START Task material

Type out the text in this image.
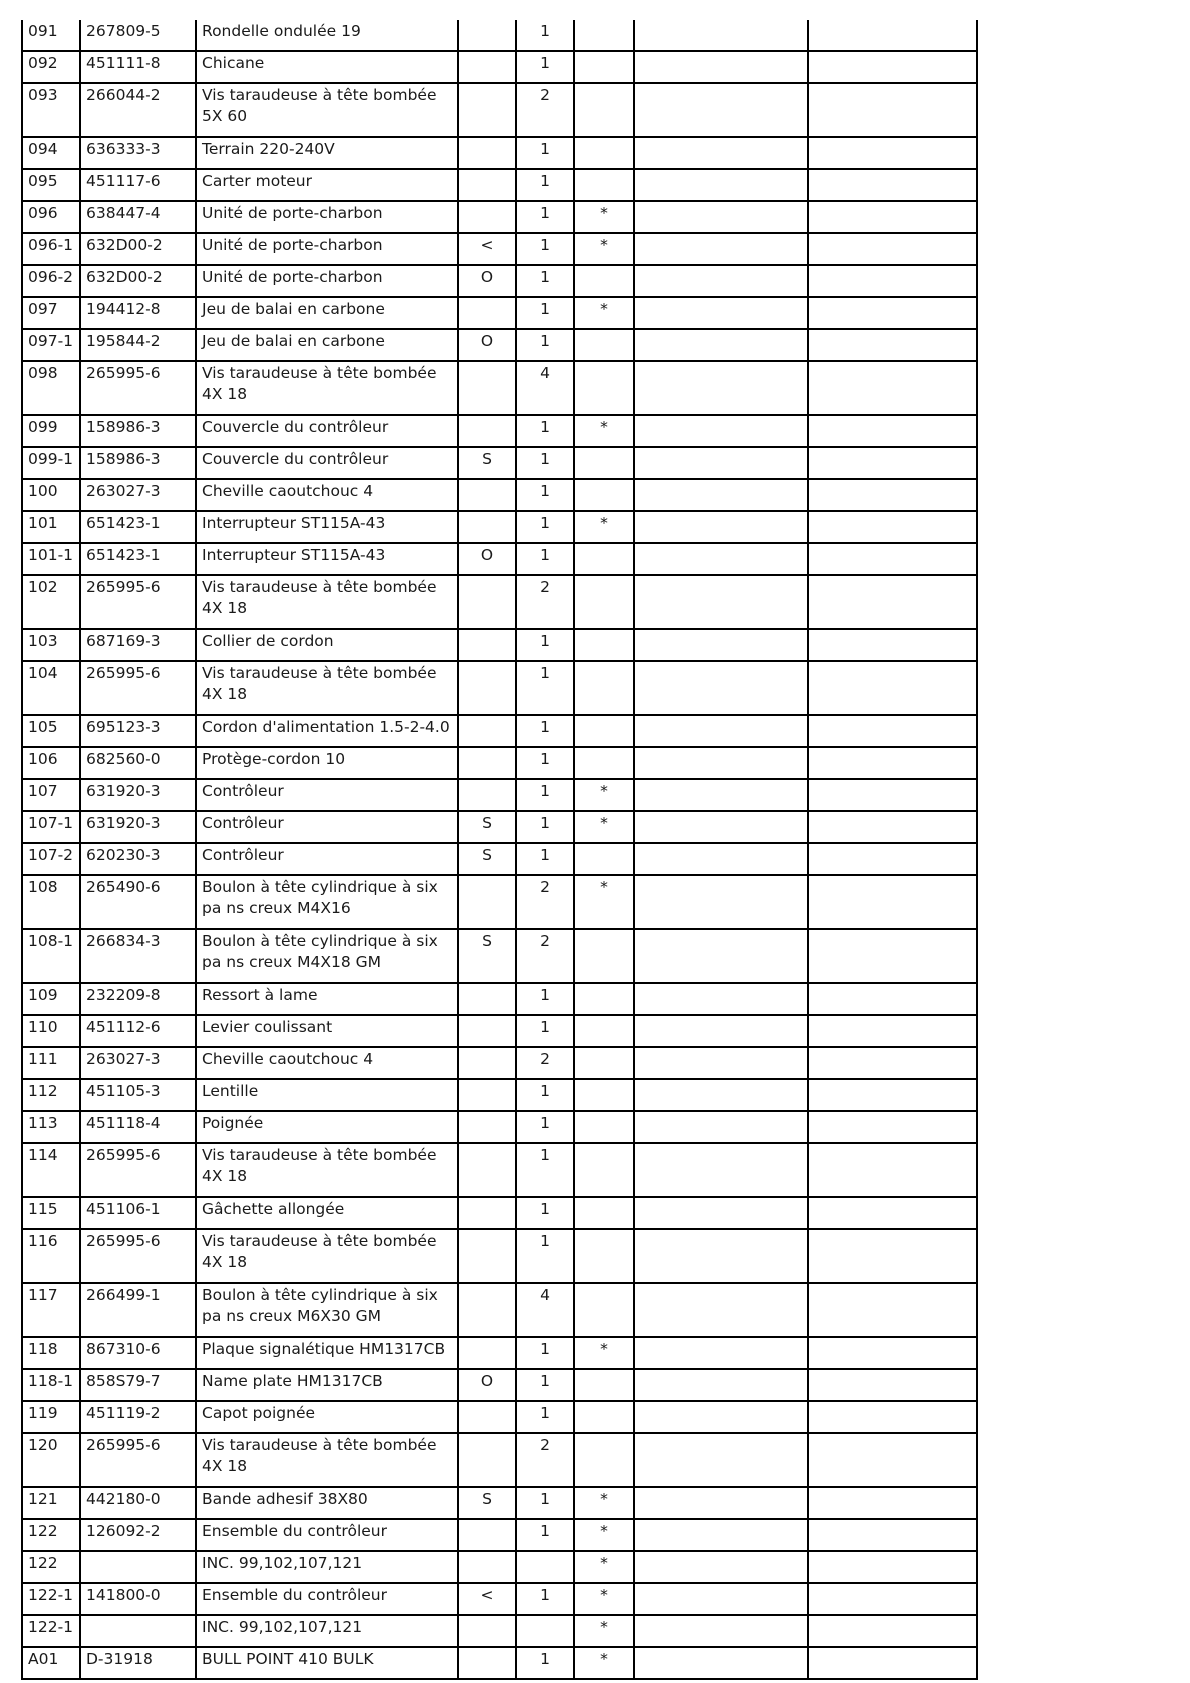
091	267809-5	Rondelle ondulée 19		1			
092	451111-8	Chicane		1			
093	266044-2	Vis taraudeuse à tête bombée 5X 60		2			
094	636333-3	Terrain 220-240V		1			
095	451117-6	Carter moteur		1			
096	638447-4	Unité de porte-charbon		1	*		
096-1	632D00-2	Unité de porte-charbon	<	1	*		
096-2	632D00-2	Unité de porte-charbon	O	1			
097	194412-8	Jeu de balai en carbone		1	*		
097-1	195844-2	Jeu de balai en carbone	O	1			
098	265995-6	Vis taraudeuse à tête bombée 4X 18		4			
099	158986-3	Couvercle du contrôleur		1	*		
099-1	158986-3	Couvercle du contrôleur	S	1			
100	263027-3	Cheville caoutchouc 4		1			
101	651423-1	Interrupteur ST115A-43		1	*		
101-1	651423-1	Interrupteur ST115A-43	O	1			
102	265995-6	Vis taraudeuse à tête bombée 4X 18		2			
103	687169-3	Collier de cordon		1			
104	265995-6	Vis taraudeuse à tête bombée 4X 18		1			
105	695123-3	Cordon d'alimentation 1.5-2-4.0		1			
106	682560-0	Protège-cordon 10		1			
107	631920-3	Contrôleur		1	*		
107-1	631920-3	Contrôleur	S	1	*		
107-2	620230-3	Contrôleur	S	1			
108	265490-6	Boulon à tête cylindrique à six pa ns creux M4X16		2	*		
108-1	266834-3	Boulon à tête cylindrique à six pa ns creux M4X18 GM	S	2			
109	232209-8	Ressort à lame		1			
110	451112-6	Levier coulissant		1			
111	263027-3	Cheville caoutchouc 4		2			
112	451105-3	Lentille		1			
113	451118-4	Poignée		1			
114	265995-6	Vis taraudeuse à tête bombée 4X 18		1			
115	451106-1	Gâchette allongée		1			
116	265995-6	Vis taraudeuse à tête bombée 4X 18		1			
117	266499-1	Boulon à tête cylindrique à six pa ns creux M6X30 GM		4			
118	867310-6	Plaque signalétique HM1317CB		1	*		
118-1	858S79-7	Name plate HM1317CB	O	1			
119	451119-2	Capot poignée		1			
120	265995-6	Vis taraudeuse à tête bombée 4X 18		2			
121	442180-0	Bande adhesif 38X80	S	1	*		
122	126092-2	Ensemble du contrôleur		1	*		
122		INC. 99,102,107,121			*		
122-1	141800-0	Ensemble du contrôleur	<	1	*		
122-1		INC. 99,102,107,121			*		
A01	D-31918	BULL POINT 410 BULK		1	*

END Task material

Requirements: Gather each line of the records holding the string "Boulon".

Written answer:
108	265490-6	Boulon à tête cylindrique à six pa ns creux M4X16		2	*		
108-1	266834-3	Boulon à tête cylindrique à six pa ns creux M4X18 GM	S	2			
117	266499-1	Boulon à tête cylindrique à six pa ns creux M6X30 GM		4			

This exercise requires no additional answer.